(Data records)
———

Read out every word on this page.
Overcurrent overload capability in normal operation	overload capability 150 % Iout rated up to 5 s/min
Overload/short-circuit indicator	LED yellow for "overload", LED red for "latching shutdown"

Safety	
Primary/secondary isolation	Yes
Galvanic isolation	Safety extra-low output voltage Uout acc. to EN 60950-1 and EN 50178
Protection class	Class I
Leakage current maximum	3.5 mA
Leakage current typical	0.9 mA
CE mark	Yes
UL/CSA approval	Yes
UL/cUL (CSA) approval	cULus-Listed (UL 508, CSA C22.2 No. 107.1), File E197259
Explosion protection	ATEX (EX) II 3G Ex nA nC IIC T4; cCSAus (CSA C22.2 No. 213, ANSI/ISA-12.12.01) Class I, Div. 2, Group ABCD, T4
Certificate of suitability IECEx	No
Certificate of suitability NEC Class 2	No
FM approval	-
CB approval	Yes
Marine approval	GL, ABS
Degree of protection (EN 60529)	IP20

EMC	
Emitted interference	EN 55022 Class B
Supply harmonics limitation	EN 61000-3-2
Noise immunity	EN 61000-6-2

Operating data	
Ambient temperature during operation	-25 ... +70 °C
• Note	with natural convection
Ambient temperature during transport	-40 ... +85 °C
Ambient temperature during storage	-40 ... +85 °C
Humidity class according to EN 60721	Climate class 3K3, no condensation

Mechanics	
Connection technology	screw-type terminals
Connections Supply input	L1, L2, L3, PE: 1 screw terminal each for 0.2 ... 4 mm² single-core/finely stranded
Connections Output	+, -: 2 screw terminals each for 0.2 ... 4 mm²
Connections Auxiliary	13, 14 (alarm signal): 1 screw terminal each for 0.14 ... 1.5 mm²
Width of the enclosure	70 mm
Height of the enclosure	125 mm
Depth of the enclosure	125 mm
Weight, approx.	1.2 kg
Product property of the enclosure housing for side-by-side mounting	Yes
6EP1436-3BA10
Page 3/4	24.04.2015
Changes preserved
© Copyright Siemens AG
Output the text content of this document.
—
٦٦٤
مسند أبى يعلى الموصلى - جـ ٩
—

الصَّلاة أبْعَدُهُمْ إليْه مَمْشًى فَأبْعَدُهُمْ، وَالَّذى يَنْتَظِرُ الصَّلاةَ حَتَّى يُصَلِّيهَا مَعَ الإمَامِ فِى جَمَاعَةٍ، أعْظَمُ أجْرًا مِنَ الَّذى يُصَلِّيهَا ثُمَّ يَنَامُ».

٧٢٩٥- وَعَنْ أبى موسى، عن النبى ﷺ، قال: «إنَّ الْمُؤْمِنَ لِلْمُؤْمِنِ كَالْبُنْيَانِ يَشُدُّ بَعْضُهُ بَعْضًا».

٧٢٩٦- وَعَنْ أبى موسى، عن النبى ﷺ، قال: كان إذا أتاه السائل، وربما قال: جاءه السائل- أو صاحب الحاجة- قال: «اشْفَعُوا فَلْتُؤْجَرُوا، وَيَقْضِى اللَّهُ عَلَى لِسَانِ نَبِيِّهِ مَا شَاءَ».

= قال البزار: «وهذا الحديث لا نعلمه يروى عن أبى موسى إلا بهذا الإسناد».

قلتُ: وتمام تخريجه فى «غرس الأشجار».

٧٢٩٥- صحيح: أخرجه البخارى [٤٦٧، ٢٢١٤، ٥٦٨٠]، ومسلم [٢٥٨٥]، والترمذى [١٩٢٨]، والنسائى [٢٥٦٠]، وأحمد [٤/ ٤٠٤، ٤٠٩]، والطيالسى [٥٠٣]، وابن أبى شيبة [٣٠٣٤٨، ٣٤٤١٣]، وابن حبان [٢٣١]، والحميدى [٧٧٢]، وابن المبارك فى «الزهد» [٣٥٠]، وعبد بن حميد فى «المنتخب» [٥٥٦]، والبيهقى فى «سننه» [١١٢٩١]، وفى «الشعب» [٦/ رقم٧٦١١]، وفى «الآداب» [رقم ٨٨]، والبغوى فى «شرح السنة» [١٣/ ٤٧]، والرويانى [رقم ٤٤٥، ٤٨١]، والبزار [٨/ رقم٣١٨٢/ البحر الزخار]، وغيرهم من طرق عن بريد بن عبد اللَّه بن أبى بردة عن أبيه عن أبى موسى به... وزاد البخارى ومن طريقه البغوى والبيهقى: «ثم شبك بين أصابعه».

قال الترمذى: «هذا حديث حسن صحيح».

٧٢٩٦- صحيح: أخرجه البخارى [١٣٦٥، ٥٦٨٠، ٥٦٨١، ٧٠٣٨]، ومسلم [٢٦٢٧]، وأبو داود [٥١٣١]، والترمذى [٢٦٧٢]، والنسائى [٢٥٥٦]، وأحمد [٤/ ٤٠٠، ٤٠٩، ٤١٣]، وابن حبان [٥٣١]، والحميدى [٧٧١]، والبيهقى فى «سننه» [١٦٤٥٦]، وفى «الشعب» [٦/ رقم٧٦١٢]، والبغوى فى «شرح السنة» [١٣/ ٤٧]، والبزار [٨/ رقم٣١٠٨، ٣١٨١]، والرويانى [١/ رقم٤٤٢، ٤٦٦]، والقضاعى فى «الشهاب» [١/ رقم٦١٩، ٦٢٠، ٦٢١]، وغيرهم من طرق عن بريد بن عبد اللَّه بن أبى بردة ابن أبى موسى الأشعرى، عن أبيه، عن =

———

*Aim:*
Reproduce the listing above verbatim, from first line to last.

*Full answer:*
Read out every word on this page.
Overcurrent overload capability in normal operation	overload capability 150 % Iout rated up to 5 s/min
Overload/short-circuit indicator	LED yellow for "overload", LED red for "latching shutdown"

Safety	
Primary/secondary isolation	Yes
Galvanic isolation	Safety extra-low output voltage Uout acc. to EN 60950-1 and EN 50178
Protection class	Class I
Leakage current maximum	3.5 mA
Leakage current typical	0.9 mA
CE mark	Yes
UL/CSA approval	Yes
UL/cUL (CSA) approval	cULus-Listed (UL 508, CSA C22.2 No. 107.1), File E197259
Explosion protection	ATEX (EX) II 3G Ex nA nC IIC T4; cCSAus (CSA C22.2 No. 213, ANSI/ISA-12.12.01) Class I, Div. 2, Group ABCD, T4
Certificate of suitability IECEx	No
Certificate of suitability NEC Class 2	No
FM approval	-
CB approval	Yes
Marine approval	GL, ABS
Degree of protection (EN 60529)	IP20

EMC	
Emitted interference	EN 55022 Class B
Supply harmonics limitation	EN 61000-3-2
Noise immunity	EN 61000-6-2

Operating data	
Ambient temperature during operation	-25 ... +70 °C
• Note	with natural convection
Ambient temperature during transport	-40 ... +85 °C
Ambient temperature during storage	-40 ... +85 °C
Humidity class according to EN 60721	Climate class 3K3, no condensation

Mechanics	
Connection technology	screw-type terminals
Connections Supply input	L1, L2, L3, PE: 1 screw terminal each for 0.2 ... 4 mm² single-core/finely stranded
Connections Output	+, -: 2 screw terminals each for 0.2 ... 4 mm²
Connections Auxiliary	13, 14 (alarm signal): 1 screw terminal each for 0.14 ... 1.5 mm²
Width of the enclosure	70 mm
Height of the enclosure	125 mm
Depth of the enclosure	125 mm
Weight, approx.	1.2 kg
Product property of the enclosure housing for side-by-side mounting	Yes
6EP1436-3BA10
Page 3/4	24.04.2015
Changes preserved
© Copyright Siemens AG
Output the text content of this document.
—
٦٦٤
مسند أبى يعلى الموصلى - جـ ٩
—

الصَّلاة أبْعَدُهُمْ إليْه مَمْشًى فَأبْعَدُهُمْ، وَالَّذى يَنْتَظِرُ الصَّلاةَ حَتَّى يُصَلِّيهَا مَعَ الإمَامِ فِى جَمَاعَةٍ، أعْظَمُ أجْرًا مِنَ الَّذى يُصَلِّيهَا ثُمَّ يَنَامُ».

٧٢٩٥- وَعَنْ أبى موسى، عن النبى ﷺ، قال: «إنَّ الْمُؤْمِنَ لِلْمُؤْمِنِ كَالْبُنْيَانِ يَشُدُّ بَعْضُهُ بَعْضًا».

٧٢٩٦- وَعَنْ أبى موسى، عن النبى ﷺ، قال: كان إذا أتاه السائل، وربما قال: جاءه السائل- أو صاحب الحاجة- قال: «اشْفَعُوا فَلْتُؤْجَرُوا، وَيَقْضِى اللَّهُ عَلَى لِسَانِ نَبِيِّهِ مَا شَاءَ».

= قال البزار: «وهذا الحديث لا نعلمه يروى عن أبى موسى إلا بهذا الإسناد».

قلتُ: وتمام تخريجه فى «غرس الأشجار».

٧٢٩٥- صحيح: أخرجه البخارى [٤٦٧، ٢٢١٤، ٥٦٨٠]، ومسلم [٢٥٨٥]، والترمذى [١٩٢٨]، والنسائى [٢٥٦٠]، وأحمد [٤/ ٤٠٤، ٤٠٩]، والطيالسى [٥٠٣]، وابن أبى شيبة [٣٠٣٤٨، ٣٤٤١٣]، وابن حبان [٢٣١]، والحميدى [٧٧٢]، وابن المبارك فى «الزهد» [٣٥٠]، وعبد بن حميد فى «المنتخب» [٥٥٦]، والبيهقى فى «سننه» [١١٢٩١]، وفى «الشعب» [٦/ رقم٧٦١١]، وفى «الآداب» [رقم ٨٨]، والبغوى فى «شرح السنة» [١٣/ ٤٧]، والرويانى [رقم ٤٤٥، ٤٨١]، والبزار [٨/ رقم٣١٨٢/ البحر الزخار]، وغيرهم من طرق عن بريد بن عبد اللَّه بن أبى بردة عن أبيه عن أبى موسى به... وزاد البخارى ومن طريقه البغوى والبيهقى: «ثم شبك بين أصابعه».

قال الترمذى: «هذا حديث حسن صحيح».

٧٢٩٦- صحيح: أخرجه البخارى [١٣٦٥، ٥٦٨٠، ٥٦٨١، ٧٠٣٨]، ومسلم [٢٦٢٧]، وأبو داود [٥١٣١]، والترمذى [٢٦٧٢]، والنسائى [٢٥٥٦]، وأحمد [٤/ ٤٠٠، ٤٠٩، ٤١٣]، وابن حبان [٥٣١]، والحميدى [٧٧١]، والبيهقى فى «سننه» [١٦٤٥٦]، وفى «الشعب» [٦/ رقم٧٦١٢]، والبغوى فى «شرح السنة» [١٣/ ٤٧]، والبزار [٨/ رقم٣١٠٨، ٣١٨١]، والرويانى [١/ رقم٤٤٢، ٤٦٦]، والقضاعى فى «الشهاب» [١/ رقم٦١٩، ٦٢٠، ٦٢١]، وغيرهم من طرق عن بريد بن عبد اللَّه بن أبى بردة ابن أبى موسى الأشعرى، عن أبيه، عن =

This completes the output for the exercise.